# REQUIRED TASK:
Do any lines in the data below contain "的方程为"? If so, copy every one of them.

┄┄┄┄┄┄┄┄┄┄

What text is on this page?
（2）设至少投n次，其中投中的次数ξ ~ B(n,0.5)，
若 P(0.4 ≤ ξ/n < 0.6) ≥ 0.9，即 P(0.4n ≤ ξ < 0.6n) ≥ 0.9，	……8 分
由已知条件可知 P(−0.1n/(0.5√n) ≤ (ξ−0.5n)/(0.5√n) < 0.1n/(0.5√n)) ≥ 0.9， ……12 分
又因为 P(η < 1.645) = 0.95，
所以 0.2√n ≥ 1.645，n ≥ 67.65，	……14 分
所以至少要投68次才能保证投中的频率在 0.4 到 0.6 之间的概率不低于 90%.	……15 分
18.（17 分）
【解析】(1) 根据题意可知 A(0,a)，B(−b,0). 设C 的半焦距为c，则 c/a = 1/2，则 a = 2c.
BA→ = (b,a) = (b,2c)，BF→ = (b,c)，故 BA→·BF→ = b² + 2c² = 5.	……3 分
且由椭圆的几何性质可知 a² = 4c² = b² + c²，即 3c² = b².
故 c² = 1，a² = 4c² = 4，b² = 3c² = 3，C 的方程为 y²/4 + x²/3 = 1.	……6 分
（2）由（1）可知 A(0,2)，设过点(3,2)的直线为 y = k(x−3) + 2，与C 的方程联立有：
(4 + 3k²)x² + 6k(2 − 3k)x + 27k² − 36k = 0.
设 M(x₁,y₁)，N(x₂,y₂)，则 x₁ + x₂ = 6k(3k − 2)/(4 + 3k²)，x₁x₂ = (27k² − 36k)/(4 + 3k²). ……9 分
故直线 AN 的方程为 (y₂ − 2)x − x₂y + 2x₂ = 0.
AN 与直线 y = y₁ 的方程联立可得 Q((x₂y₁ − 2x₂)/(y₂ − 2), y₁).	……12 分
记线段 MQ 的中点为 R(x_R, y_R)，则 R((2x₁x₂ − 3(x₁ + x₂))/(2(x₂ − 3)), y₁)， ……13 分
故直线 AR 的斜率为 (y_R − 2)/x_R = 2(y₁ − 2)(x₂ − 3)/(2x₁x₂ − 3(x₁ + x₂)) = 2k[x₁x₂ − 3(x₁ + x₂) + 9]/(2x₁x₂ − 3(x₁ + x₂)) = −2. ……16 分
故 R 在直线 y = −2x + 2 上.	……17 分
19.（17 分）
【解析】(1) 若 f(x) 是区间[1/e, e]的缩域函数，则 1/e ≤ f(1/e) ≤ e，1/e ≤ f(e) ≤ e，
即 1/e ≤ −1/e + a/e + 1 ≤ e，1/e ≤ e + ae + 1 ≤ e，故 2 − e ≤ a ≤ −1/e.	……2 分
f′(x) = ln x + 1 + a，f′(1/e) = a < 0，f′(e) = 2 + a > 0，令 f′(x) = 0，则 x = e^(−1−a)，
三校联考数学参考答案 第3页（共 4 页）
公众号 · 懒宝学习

┄┄┄┄┄┄┄┄┄┄

# ANSWER IN FULL:
故 c² = 1，a² = 4c² = 4，b² = 3c² = 3，C 的方程为 y²/4 + x²/3 = 1.	……6 分
故直线 AN 的方程为 (y₂ − 2)x − x₂y + 2x₂ = 0.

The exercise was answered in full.